§ Task directions: Please retype all of the rows below character for character, leaving the pictures out.

(Records)

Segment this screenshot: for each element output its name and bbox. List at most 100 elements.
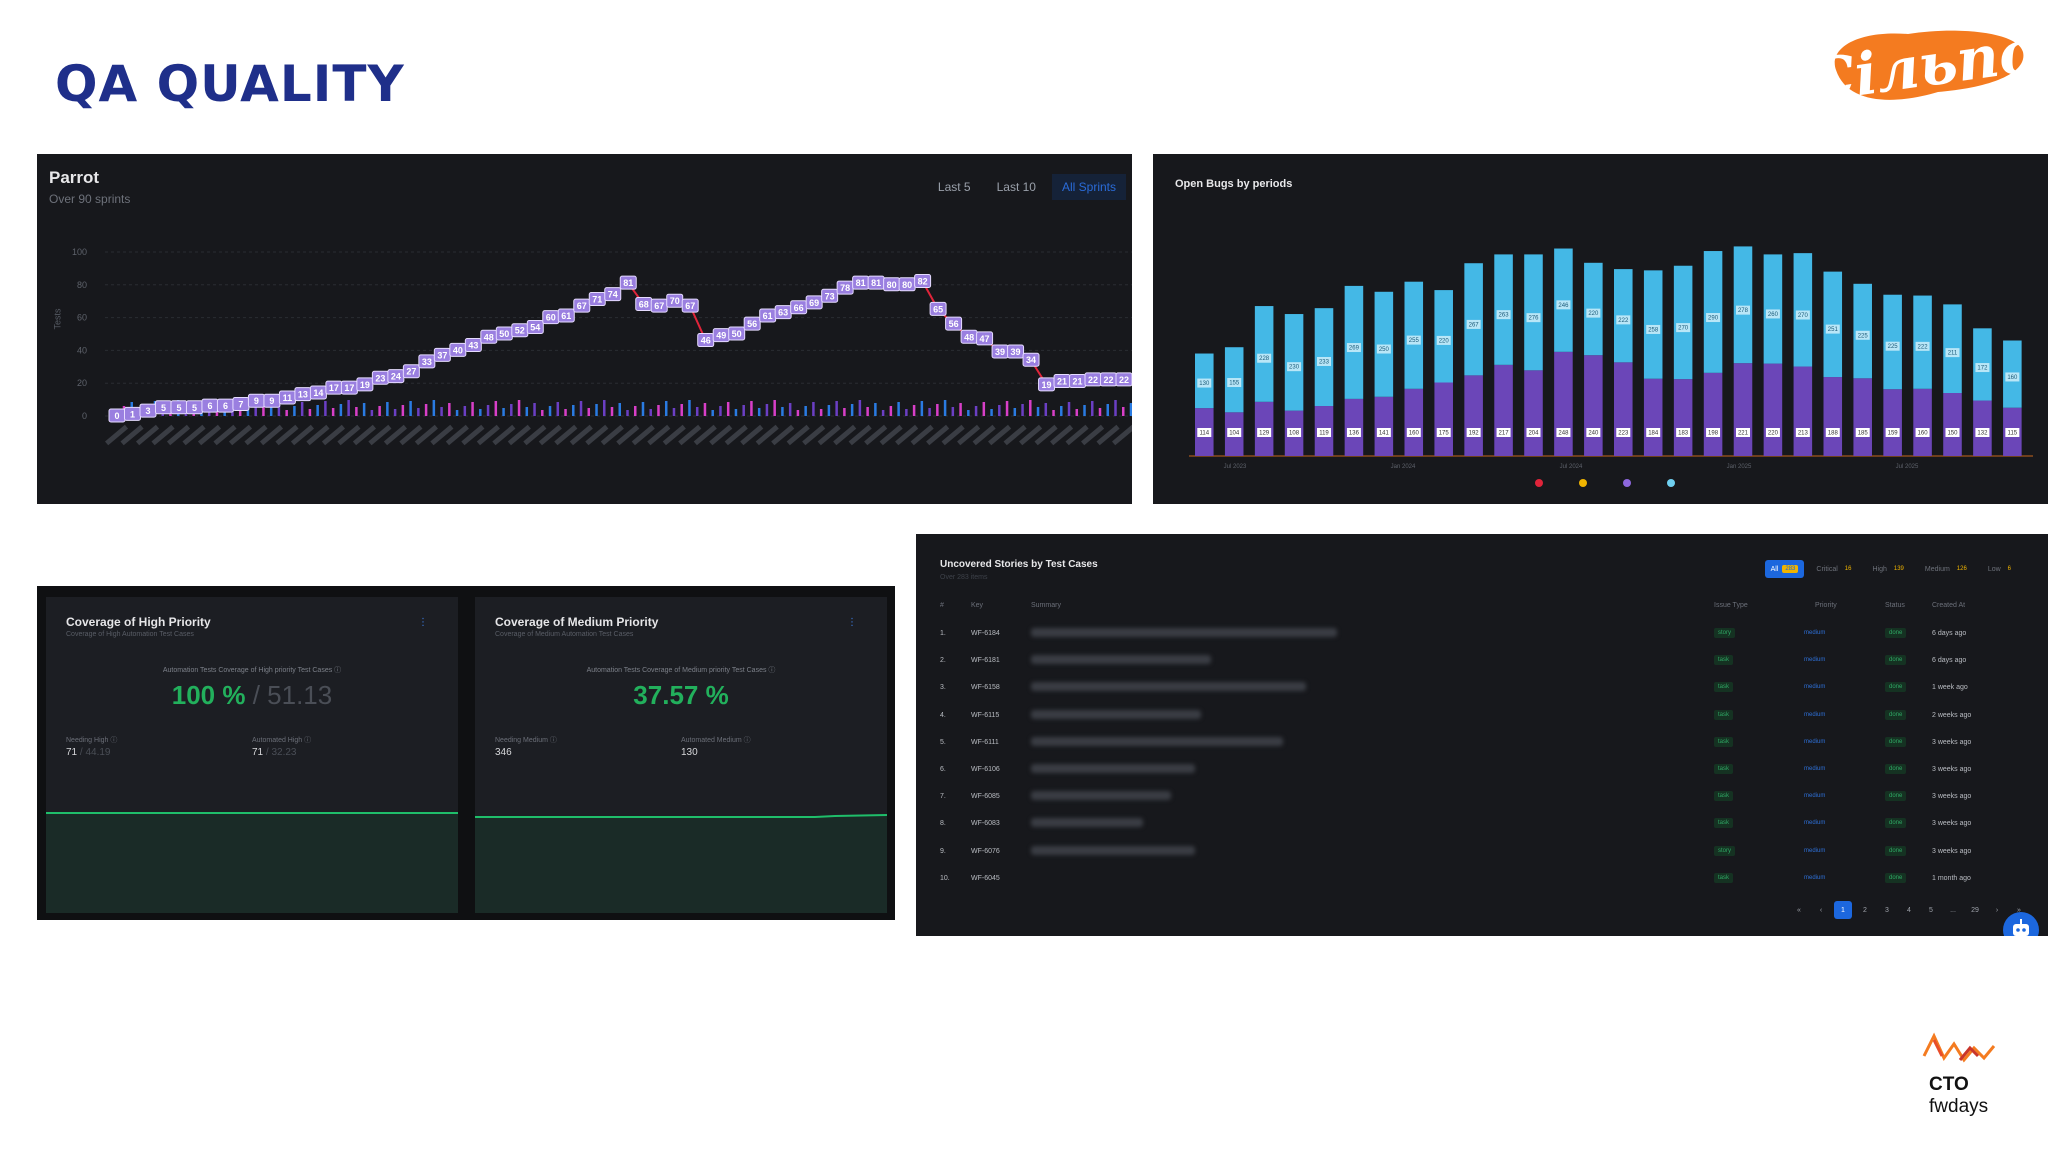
- bar-bottom: [1853, 378, 1872, 456]
- sprint-bar: [719, 406, 722, 416]
- filter-all[interactable]: All 283: [1764, 560, 1805, 578]
- data-label: 80: [883, 277, 901, 292]
- svg-text:74: 74: [608, 290, 618, 300]
- data-label: 70: [666, 293, 684, 308]
- page-button[interactable]: 1: [1834, 901, 1852, 919]
- sprint-bar: [1044, 403, 1048, 416]
- table-row[interactable]: 1. WF-6184 6 days ago story medium done: [916, 628, 2048, 657]
- needing-medium-label: Needing Medium ⓘ: [495, 737, 557, 744]
- kebab-menu-icon[interactable]: ⋮: [847, 617, 857, 628]
- x-tick-placeholder: [988, 424, 1012, 446]
- svg-text:278: 278: [1738, 308, 1749, 314]
- table-row[interactable]: 4. WF-6115 2 weeks ago task medium done: [916, 709, 2048, 739]
- page-button[interactable]: ...: [1950, 906, 1956, 914]
- page-button[interactable]: »: [2017, 906, 2021, 914]
- sprint-bar: [773, 400, 776, 416]
- bar-label-top: 160: [2005, 372, 2020, 382]
- table-row[interactable]: 2. WF-6181 6 days ago task medium done: [916, 655, 2048, 684]
- data-label: 23: [371, 370, 389, 385]
- page-button[interactable]: 29: [1971, 906, 1979, 914]
- table-row[interactable]: 8. WF-6083 3 weeks ago task medium done: [916, 818, 2048, 847]
- page-button[interactable]: ‹: [1819, 906, 1823, 914]
- open-bugs-title: Open Bugs by periods: [1175, 178, 1293, 190]
- sprint-bar: [1052, 410, 1055, 416]
- sprint-bar: [347, 400, 350, 416]
- x-tick-placeholder: [833, 424, 857, 446]
- summary-redacted: [1031, 818, 1143, 828]
- bar-label-bottom: 114: [1197, 428, 1212, 437]
- table-row[interactable]: 6. WF-6106 3 weeks ago task medium done: [916, 764, 2048, 793]
- info-icon: ⓘ: [768, 667, 776, 674]
- col-header-created: Created At: [1932, 602, 1966, 609]
- svg-text:263: 263: [1499, 313, 1510, 319]
- kebab-menu-icon[interactable]: ⋮: [418, 617, 428, 628]
- svg-text:192: 192: [1469, 431, 1480, 437]
- bar-top: [1763, 254, 1783, 364]
- filter-critical[interactable]: Critical 16: [1810, 560, 1860, 578]
- sprint-bar: [812, 402, 815, 416]
- page-button[interactable]: 4: [1907, 906, 1911, 914]
- bar-bottom: [1614, 362, 1633, 456]
- table-row[interactable]: 3. WF-6158 1 week ago task medium done: [916, 682, 2048, 711]
- svg-text:108: 108: [1289, 431, 1300, 437]
- bar-bottom: [1673, 379, 1693, 456]
- bar-bottom: [1913, 388, 1932, 456]
- y-tick-label: 0: [82, 411, 87, 421]
- tab-last-10[interactable]: Last 10: [996, 180, 1036, 194]
- filter-medium[interactable]: Medium 126: [1919, 560, 1976, 578]
- x-tick-placeholder: [600, 424, 624, 446]
- row-key: WF-6111: [971, 738, 999, 746]
- table-row[interactable]: 5. WF-6111 3 weeks ago task medium done: [916, 736, 2048, 766]
- chat-bot-button[interactable]: [2003, 912, 2039, 936]
- stories-filters: All 283 Critical 16 High 139 Medium 126 Low 6: [1764, 560, 2020, 578]
- svg-text:3: 3: [145, 406, 150, 416]
- bar-label-top: 263: [1496, 310, 1511, 320]
- bar-label-top: 276: [1526, 313, 1541, 323]
- svg-text:5: 5: [176, 403, 181, 413]
- table-row[interactable]: 9. WF-6076 3 weeks ago story medium done: [916, 845, 2048, 875]
- sprint-bar: [703, 403, 707, 416]
- page-button[interactable]: 2: [1863, 906, 1867, 914]
- data-label: 52: [511, 323, 529, 338]
- data-label: 5: [170, 400, 188, 415]
- table-row[interactable]: 7. WF-6085 3 weeks ago task medium done: [916, 791, 2048, 820]
- bar-label-top: 155: [1227, 378, 1242, 388]
- data-label: 82: [914, 274, 932, 289]
- bar-top: [1554, 248, 1573, 352]
- sprint-bar: [850, 404, 854, 416]
- sprint-bar: [463, 406, 467, 416]
- x-tick-placeholder: [662, 424, 686, 446]
- page-button[interactable]: ›: [1995, 906, 1999, 914]
- filter-low[interactable]: Low 6: [1982, 560, 2020, 578]
- legend-marker[interactable]: [1535, 479, 1543, 487]
- filter-label: Medium: [1924, 565, 1950, 573]
- sprint-bar: [595, 404, 598, 416]
- y-tick-label: 20: [77, 378, 87, 388]
- legend-marker[interactable]: [1579, 479, 1587, 487]
- tab-last-5[interactable]: Last 5: [937, 180, 971, 194]
- table-row[interactable]: 10. WF-6045 1 month ago task medium done: [916, 872, 2048, 902]
- legend-marker[interactable]: [1667, 479, 1675, 487]
- filter-high[interactable]: High 139: [1866, 560, 1912, 578]
- svg-text:60: 60: [546, 313, 556, 323]
- legend-marker[interactable]: [1623, 479, 1631, 487]
- svg-text:48: 48: [484, 332, 494, 342]
- priority-badge: medium: [1804, 684, 1826, 691]
- bar-label-bottom: 223: [1616, 428, 1631, 437]
- issue-type-badge: task: [1714, 655, 1734, 666]
- tab-all-sprints[interactable]: All Sprints: [1051, 174, 1126, 200]
- svg-text:54: 54: [530, 322, 540, 332]
- sprint-bar: [587, 408, 591, 416]
- page-button[interactable]: 3: [1885, 906, 1889, 914]
- svg-text:225: 225: [1888, 344, 1899, 350]
- row-key: WF-6083: [971, 820, 1000, 828]
- coverage-medium-card: Coverage of Medium Priority Coverage of …: [475, 597, 887, 913]
- page-button[interactable]: 5: [1929, 906, 1933, 914]
- x-tick-placeholder: [972, 424, 996, 446]
- x-tick-placeholder: [879, 424, 903, 446]
- page-button[interactable]: «: [1797, 906, 1801, 914]
- data-label: 48: [480, 329, 498, 344]
- data-label: 63: [774, 305, 792, 320]
- x-tick-placeholder: [910, 424, 934, 446]
- bar-label-top: 225: [1885, 341, 1900, 351]
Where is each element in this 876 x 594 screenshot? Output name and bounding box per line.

§ Result of the task:
Segment this screenshot: for each element output its name and bbox. List at most 100 elements.
- bar-bottom: [1853, 378, 1872, 456]
- sprint-bar: [719, 406, 722, 416]
- filter-all[interactable]: All 283: [1764, 560, 1805, 578]
- data-label: 80: [883, 277, 901, 292]
- svg-text:74: 74: [608, 290, 618, 300]
- data-label: 70: [666, 293, 684, 308]
- page-button[interactable]: 1: [1834, 901, 1852, 919]
- sprint-bar: [1044, 403, 1048, 416]
- table-row[interactable]: 1. WF-6184 6 days ago story medium done: [916, 628, 2048, 657]
- needing-medium-label: Needing Medium ⓘ: [495, 737, 557, 744]
- kebab-menu-icon[interactable]: ⋮: [847, 617, 857, 628]
- x-tick-placeholder: [988, 424, 1012, 446]
- svg-text:278: 278: [1738, 308, 1749, 314]
- table-row[interactable]: 4. WF-6115 2 weeks ago task medium done: [916, 709, 2048, 739]
- page-button[interactable]: ...: [1950, 906, 1956, 914]
- page-button[interactable]: »: [2017, 906, 2021, 914]
- sprint-bar: [773, 400, 776, 416]
- bar-label-top: 160: [2005, 372, 2020, 382]
- table-row[interactable]: 2. WF-6181 6 days ago task medium done: [916, 655, 2048, 684]
- data-label: 23: [371, 370, 389, 385]
- page-button[interactable]: 29: [1971, 906, 1979, 914]
- table-row[interactable]: 8. WF-6083 3 weeks ago task medium done: [916, 818, 2048, 847]
- page-button[interactable]: ‹: [1819, 906, 1823, 914]
- open-bugs-title: Open Bugs by periods: [1175, 178, 1293, 190]
- sprint-bar: [1052, 410, 1055, 416]
- sprint-bar: [347, 400, 350, 416]
- x-tick-placeholder: [833, 424, 857, 446]
- summary-redacted: [1031, 818, 1143, 828]
- bar-label-bottom: 114: [1197, 428, 1212, 437]
- table-row[interactable]: 6. WF-6106 3 weeks ago task medium done: [916, 764, 2048, 793]
- info-icon: ⓘ: [768, 667, 776, 674]
- col-header-created: Created At: [1932, 602, 1966, 609]
- svg-text:263: 263: [1499, 313, 1510, 319]
- kebab-menu-icon[interactable]: ⋮: [418, 617, 428, 628]
- svg-text:192: 192: [1469, 431, 1480, 437]
- bar-top: [1763, 254, 1783, 364]
- filter-critical[interactable]: Critical 16: [1810, 560, 1860, 578]
- sprint-bar: [812, 402, 815, 416]
- page-button[interactable]: 4: [1907, 906, 1911, 914]
- bar-bottom: [1614, 362, 1633, 456]
- table-row[interactable]: 3. WF-6158 1 week ago task medium done: [916, 682, 2048, 711]
- svg-text:108: 108: [1289, 431, 1300, 437]
- bar-bottom: [1673, 379, 1693, 456]
- bar-bottom: [1913, 388, 1932, 456]
- y-tick-label: 0: [82, 411, 87, 421]
- tab-last-10[interactable]: Last 10: [996, 180, 1036, 194]
- filter-medium[interactable]: Medium 126: [1919, 560, 1976, 578]
- x-tick-placeholder: [600, 424, 624, 446]
- row-key: WF-6111: [971, 738, 999, 746]
- table-row[interactable]: 5. WF-6111 3 weeks ago task medium done: [916, 736, 2048, 766]
- chat-bot-button[interactable]: [2003, 912, 2039, 936]
- stories-filters: All 283 Critical 16 High 139 Medium 126 Low 6: [1764, 560, 2020, 578]
- svg-text:3: 3: [145, 406, 150, 416]
- bar-label-top: 263: [1496, 310, 1511, 320]
- bar-label-top: 276: [1526, 313, 1541, 323]
- svg-text:5: 5: [176, 403, 181, 413]
- table-row[interactable]: 9. WF-6076 3 weeks ago story medium done: [916, 845, 2048, 875]
- sprint-bar: [703, 403, 707, 416]
- page-button[interactable]: 2: [1863, 906, 1867, 914]
- data-label: 52: [511, 323, 529, 338]
- data-label: 5: [170, 400, 188, 415]
- table-row[interactable]: 7. WF-6085 3 weeks ago task medium done: [916, 791, 2048, 820]
- bar-label-top: 155: [1227, 378, 1242, 388]
- data-label: 82: [914, 274, 932, 289]
- bar-top: [1554, 248, 1573, 352]
- sprint-bar: [850, 404, 854, 416]
- sprint-bar: [463, 406, 467, 416]
- x-tick-placeholder: [662, 424, 686, 446]
- page-button[interactable]: ›: [1995, 906, 1999, 914]
- filter-low[interactable]: Low 6: [1982, 560, 2020, 578]
- legend-marker[interactable]: [1535, 479, 1543, 487]
- filter-label: Medium: [1924, 565, 1950, 573]
- sprint-bar: [595, 404, 598, 416]
- y-tick-label: 20: [77, 378, 87, 388]
- legend-marker[interactable]: [1579, 479, 1587, 487]
- tab-last-5[interactable]: Last 5: [937, 180, 971, 194]
- table-row[interactable]: 10. WF-6045 1 month ago task medium done: [916, 872, 2048, 902]
- legend-marker[interactable]: [1667, 479, 1675, 487]
- filter-high[interactable]: High 139: [1866, 560, 1912, 578]
- svg-text:60: 60: [546, 313, 556, 323]
- legend-marker[interactable]: [1623, 479, 1631, 487]
- svg-text:48: 48: [484, 332, 494, 342]
- priority-badge: medium: [1804, 684, 1826, 691]
- bar-label-bottom: 223: [1616, 428, 1631, 437]
- issue-type-badge: task: [1714, 655, 1734, 666]
- tab-all-sprints[interactable]: All Sprints: [1051, 174, 1126, 200]
- svg-text:54: 54: [530, 322, 540, 332]
- sprint-bar: [587, 408, 591, 416]
- page-button[interactable]: 3: [1885, 906, 1889, 914]
- svg-text:225: 225: [1888, 344, 1899, 350]
- row-key: WF-6083: [971, 820, 1000, 828]
- coverage-medium-card: Coverage of Medium Priority Coverage of …: [475, 597, 887, 913]
- page-button[interactable]: 5: [1929, 906, 1933, 914]
- x-tick-placeholder: [972, 424, 996, 446]
- x-tick-placeholder: [879, 424, 903, 446]
- page-button[interactable]: «: [1797, 906, 1801, 914]
- data-label: 48: [480, 329, 498, 344]
- data-label: 63: [774, 305, 792, 320]
- x-tick-placeholder: [910, 424, 934, 446]
- bar-label-top: 225: [1885, 341, 1900, 351]
Where is each element in this 876 x 594 screenshot? Output name and bounding box per line.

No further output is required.